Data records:
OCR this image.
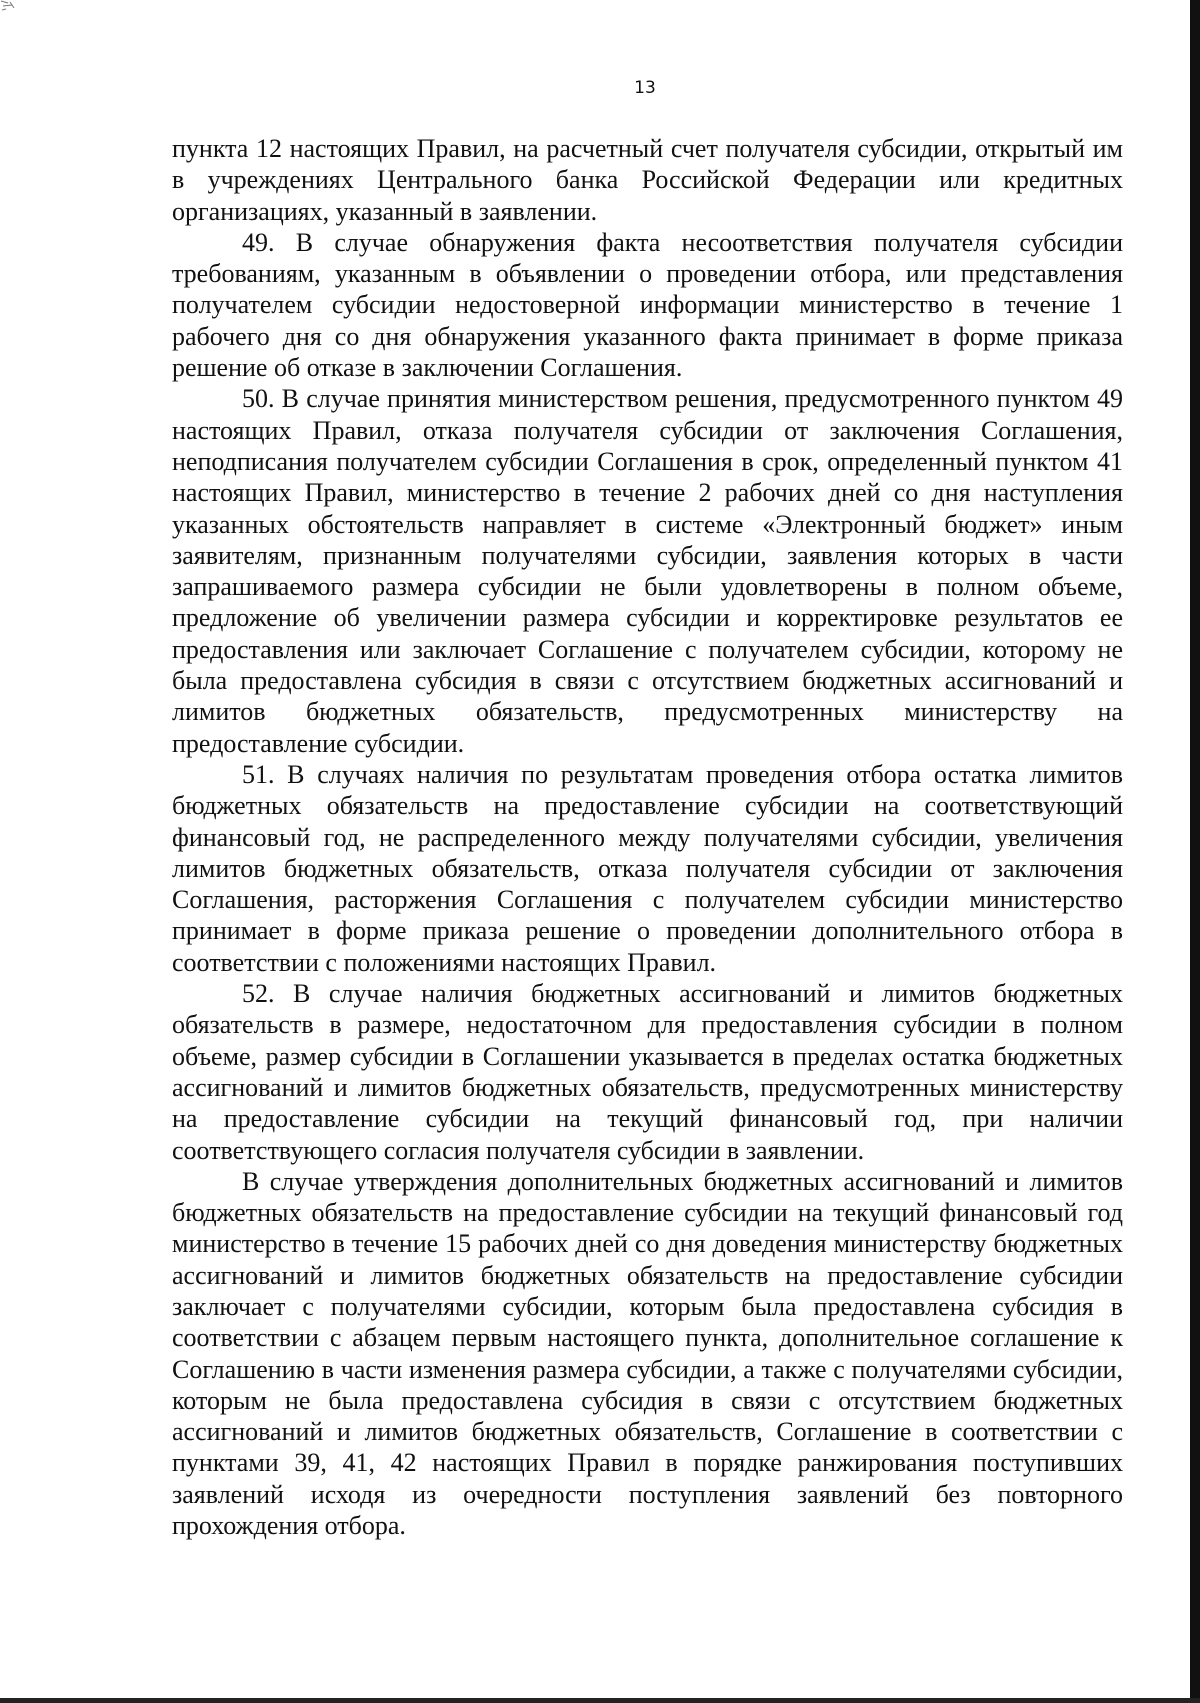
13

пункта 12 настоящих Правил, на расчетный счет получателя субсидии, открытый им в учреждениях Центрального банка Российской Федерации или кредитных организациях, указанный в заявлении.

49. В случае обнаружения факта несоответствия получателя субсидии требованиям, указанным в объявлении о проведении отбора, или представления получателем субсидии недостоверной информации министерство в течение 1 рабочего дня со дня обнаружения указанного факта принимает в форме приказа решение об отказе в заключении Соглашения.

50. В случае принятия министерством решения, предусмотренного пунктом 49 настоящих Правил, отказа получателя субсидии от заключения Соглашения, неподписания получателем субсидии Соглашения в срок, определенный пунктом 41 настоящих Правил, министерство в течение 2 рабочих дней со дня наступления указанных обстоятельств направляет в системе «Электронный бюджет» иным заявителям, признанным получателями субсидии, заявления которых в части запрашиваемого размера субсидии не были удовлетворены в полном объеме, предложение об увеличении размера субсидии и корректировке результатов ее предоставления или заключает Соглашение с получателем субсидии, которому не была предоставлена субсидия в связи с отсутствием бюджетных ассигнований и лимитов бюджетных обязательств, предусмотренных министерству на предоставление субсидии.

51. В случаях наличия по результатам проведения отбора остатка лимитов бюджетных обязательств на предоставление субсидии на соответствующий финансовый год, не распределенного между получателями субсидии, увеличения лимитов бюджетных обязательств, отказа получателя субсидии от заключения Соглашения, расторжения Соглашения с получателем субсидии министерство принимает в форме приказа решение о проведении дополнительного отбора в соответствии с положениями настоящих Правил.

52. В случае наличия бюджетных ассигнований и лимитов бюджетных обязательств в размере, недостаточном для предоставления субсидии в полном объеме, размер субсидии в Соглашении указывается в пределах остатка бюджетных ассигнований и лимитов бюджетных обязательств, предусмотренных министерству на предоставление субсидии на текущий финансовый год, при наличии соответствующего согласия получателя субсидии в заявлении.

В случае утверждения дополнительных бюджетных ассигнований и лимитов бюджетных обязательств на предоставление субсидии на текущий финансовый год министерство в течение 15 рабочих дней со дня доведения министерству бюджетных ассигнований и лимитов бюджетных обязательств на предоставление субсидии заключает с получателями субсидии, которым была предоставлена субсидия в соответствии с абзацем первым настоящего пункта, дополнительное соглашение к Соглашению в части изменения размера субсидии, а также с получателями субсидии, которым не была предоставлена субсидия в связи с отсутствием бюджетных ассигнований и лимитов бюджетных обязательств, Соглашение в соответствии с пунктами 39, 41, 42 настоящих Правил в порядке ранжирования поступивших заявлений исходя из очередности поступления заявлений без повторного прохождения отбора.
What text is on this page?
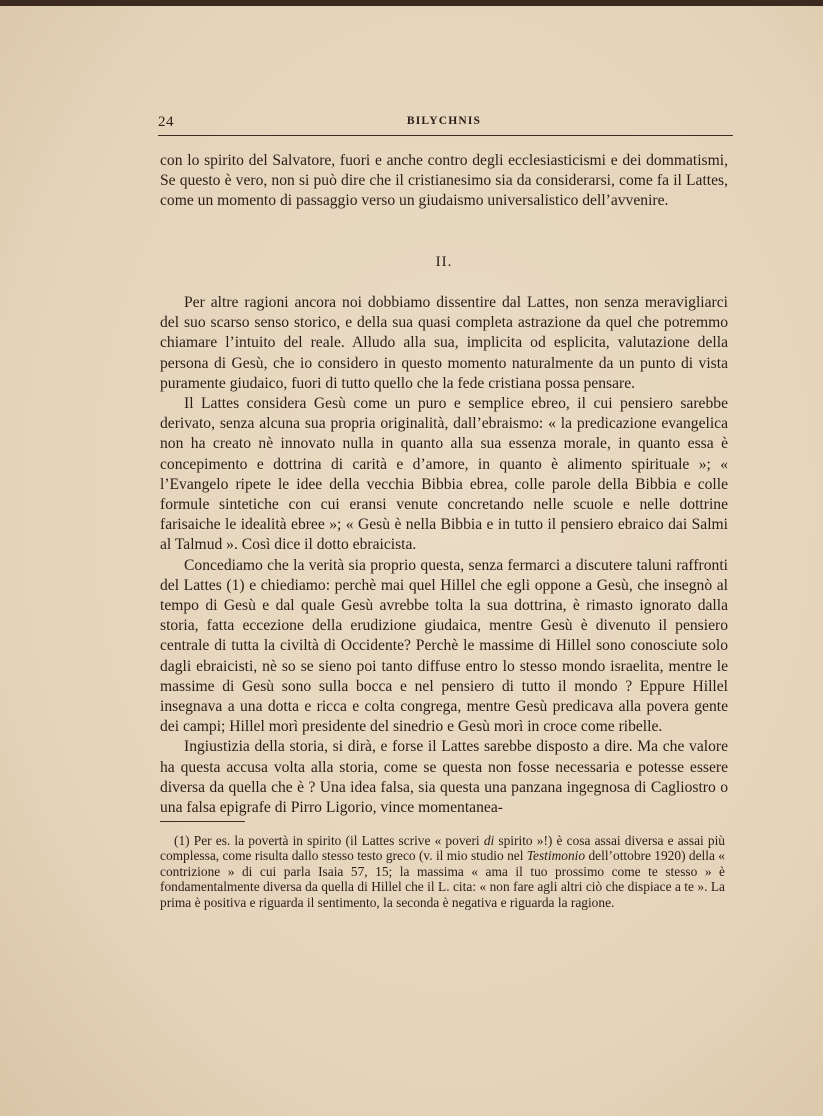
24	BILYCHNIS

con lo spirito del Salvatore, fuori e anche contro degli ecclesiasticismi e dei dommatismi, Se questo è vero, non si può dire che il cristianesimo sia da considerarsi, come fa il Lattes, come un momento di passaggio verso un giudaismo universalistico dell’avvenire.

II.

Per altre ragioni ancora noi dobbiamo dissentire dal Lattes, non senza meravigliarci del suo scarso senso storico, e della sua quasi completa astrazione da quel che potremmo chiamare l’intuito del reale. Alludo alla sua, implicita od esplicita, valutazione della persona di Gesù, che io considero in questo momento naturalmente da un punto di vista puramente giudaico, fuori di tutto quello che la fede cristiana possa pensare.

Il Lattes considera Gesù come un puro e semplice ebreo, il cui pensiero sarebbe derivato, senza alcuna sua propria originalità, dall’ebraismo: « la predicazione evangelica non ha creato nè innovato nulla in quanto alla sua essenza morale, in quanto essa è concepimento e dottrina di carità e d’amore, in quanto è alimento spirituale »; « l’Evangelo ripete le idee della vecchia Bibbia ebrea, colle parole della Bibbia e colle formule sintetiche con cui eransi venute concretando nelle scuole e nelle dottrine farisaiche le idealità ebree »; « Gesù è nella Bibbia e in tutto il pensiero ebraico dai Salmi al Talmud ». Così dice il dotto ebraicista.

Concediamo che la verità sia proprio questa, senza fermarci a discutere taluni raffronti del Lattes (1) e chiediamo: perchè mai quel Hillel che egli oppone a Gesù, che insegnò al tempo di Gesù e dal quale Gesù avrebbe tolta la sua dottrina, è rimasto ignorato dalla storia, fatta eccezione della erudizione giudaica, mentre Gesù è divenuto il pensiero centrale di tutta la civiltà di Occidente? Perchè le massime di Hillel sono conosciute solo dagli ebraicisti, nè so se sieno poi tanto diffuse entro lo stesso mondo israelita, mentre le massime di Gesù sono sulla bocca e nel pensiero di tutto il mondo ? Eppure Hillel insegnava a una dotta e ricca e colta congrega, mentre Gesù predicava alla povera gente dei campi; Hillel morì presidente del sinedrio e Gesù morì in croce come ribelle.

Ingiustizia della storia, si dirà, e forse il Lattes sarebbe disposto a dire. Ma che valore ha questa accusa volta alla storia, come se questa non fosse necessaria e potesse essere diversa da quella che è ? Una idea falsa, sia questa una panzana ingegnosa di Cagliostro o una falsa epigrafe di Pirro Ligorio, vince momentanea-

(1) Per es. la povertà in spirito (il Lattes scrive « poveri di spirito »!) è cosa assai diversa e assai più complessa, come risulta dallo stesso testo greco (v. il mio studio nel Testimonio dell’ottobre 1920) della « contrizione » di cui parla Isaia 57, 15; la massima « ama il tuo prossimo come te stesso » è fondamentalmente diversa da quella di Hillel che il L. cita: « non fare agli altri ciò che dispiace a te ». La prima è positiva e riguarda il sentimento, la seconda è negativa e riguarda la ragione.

» **WHAT THIS TASK INVOLVES**
Give back all entries exactly. No pictures belong in the copy.

» **FINAL RESULT**
OCR this image.
13

пункта 12 настоящих Правил, на расчетный счет получателя субсидии, открытый им в учреждениях Центрального банка Российской Федерации или кредитных организациях, указанный в заявлении.

49. В случае обнаружения факта несоответствия получателя субсидии требованиям, указанным в объявлении о проведении отбора, или представления получателем субсидии недостоверной информации министерство в течение 1 рабочего дня со дня обнаружения указанного факта принимает в форме приказа решение об отказе в заключении Соглашения.

50. В случае принятия министерством решения, предусмотренного пунктом 49 настоящих Правил, отказа получателя субсидии от заключения Соглашения, неподписания получателем субсидии Соглашения в срок, определенный пунктом 41 настоящих Правил, министерство в течение 2 рабочих дней со дня наступления указанных обстоятельств направляет в системе «Электронный бюджет» иным заявителям, признанным получателями субсидии, заявления которых в части запрашиваемого размера субсидии не были удовлетворены в полном объеме, предложение об увеличении размера субсидии и корректировке результатов ее предоставления или заключает Соглашение с получателем субсидии, которому не была предоставлена субсидия в связи с отсутствием бюджетных ассигнований и лимитов бюджетных обязательств, предусмотренных министерству на предоставление субсидии.

51. В случаях наличия по результатам проведения отбора остатка лимитов бюджетных обязательств на предоставление субсидии на соответствующий финансовый год, не распределенного между получателями субсидии, увеличения лимитов бюджетных обязательств, отказа получателя субсидии от заключения Соглашения, расторжения Соглашения с получателем субсидии министерство принимает в форме приказа решение о проведении дополнительного отбора в соответствии с положениями настоящих Правил.

52. В случае наличия бюджетных ассигнований и лимитов бюджетных обязательств в размере, недостаточном для предоставления субсидии в полном объеме, размер субсидии в Соглашении указывается в пределах остатка бюджетных ассигнований и лимитов бюджетных обязательств, предусмотренных министерству на предоставление субсидии на текущий финансовый год, при наличии соответствующего согласия получателя субсидии в заявлении.

В случае утверждения дополнительных бюджетных ассигнований и лимитов бюджетных обязательств на предоставление субсидии на текущий финансовый год министерство в течение 15 рабочих дней со дня доведения министерству бюджетных ассигнований и лимитов бюджетных обязательств на предоставление субсидии заключает с получателями субсидии, которым была предоставлена субсидия в соответствии с абзацем первым настоящего пункта, дополнительное соглашение к Соглашению в части изменения размера субсидии, а также с получателями субсидии, которым не была предоставлена субсидия в связи с отсутствием бюджетных ассигнований и лимитов бюджетных обязательств, Соглашение в соответствии с пунктами 39, 41, 42 настоящих Правил в порядке ранжирования поступивших заявлений исходя из очередности поступления заявлений без повторного прохождения отбора.
What text is on this page?
24	BILYCHNIS

con lo spirito del Salvatore, fuori e anche contro degli ecclesiasticismi e dei dommatismi, Se questo è vero, non si può dire che il cristianesimo sia da considerarsi, come fa il Lattes, come un momento di passaggio verso un giudaismo universalistico dell’avvenire.

II.

Per altre ragioni ancora noi dobbiamo dissentire dal Lattes, non senza meravigliarci del suo scarso senso storico, e della sua quasi completa astrazione da quel che potremmo chiamare l’intuito del reale. Alludo alla sua, implicita od esplicita, valutazione della persona di Gesù, che io considero in questo momento naturalmente da un punto di vista puramente giudaico, fuori di tutto quello che la fede cristiana possa pensare.

Il Lattes considera Gesù come un puro e semplice ebreo, il cui pensiero sarebbe derivato, senza alcuna sua propria originalità, dall’ebraismo: « la predicazione evangelica non ha creato nè innovato nulla in quanto alla sua essenza morale, in quanto essa è concepimento e dottrina di carità e d’amore, in quanto è alimento spirituale »; « l’Evangelo ripete le idee della vecchia Bibbia ebrea, colle parole della Bibbia e colle formule sintetiche con cui eransi venute concretando nelle scuole e nelle dottrine farisaiche le idealità ebree »; « Gesù è nella Bibbia e in tutto il pensiero ebraico dai Salmi al Talmud ». Così dice il dotto ebraicista.

Concediamo che la verità sia proprio questa, senza fermarci a discutere taluni raffronti del Lattes (1) e chiediamo: perchè mai quel Hillel che egli oppone a Gesù, che insegnò al tempo di Gesù e dal quale Gesù avrebbe tolta la sua dottrina, è rimasto ignorato dalla storia, fatta eccezione della erudizione giudaica, mentre Gesù è divenuto il pensiero centrale di tutta la civiltà di Occidente? Perchè le massime di Hillel sono conosciute solo dagli ebraicisti, nè so se sieno poi tanto diffuse entro lo stesso mondo israelita, mentre le massime di Gesù sono sulla bocca e nel pensiero di tutto il mondo ? Eppure Hillel insegnava a una dotta e ricca e colta congrega, mentre Gesù predicava alla povera gente dei campi; Hillel morì presidente del sinedrio e Gesù morì in croce come ribelle.

Ingiustizia della storia, si dirà, e forse il Lattes sarebbe disposto a dire. Ma che valore ha questa accusa volta alla storia, come se questa non fosse necessaria e potesse essere diversa da quella che è ? Una idea falsa, sia questa una panzana ingegnosa di Cagliostro o una falsa epigrafe di Pirro Ligorio, vince momentanea-

(1) Per es. la povertà in spirito (il Lattes scrive « poveri di spirito »!) è cosa assai diversa e assai più complessa, come risulta dallo stesso testo greco (v. il mio studio nel Testimonio dell’ottobre 1920) della « contrizione » di cui parla Isaia 57, 15; la massima « ama il tuo prossimo come te stesso » è fondamentalmente diversa da quella di Hillel che il L. cita: « non fare agli altri ciò che dispiace a te ». La prima è positiva e riguarda il sentimento, la seconda è negativa e riguarda la ragione.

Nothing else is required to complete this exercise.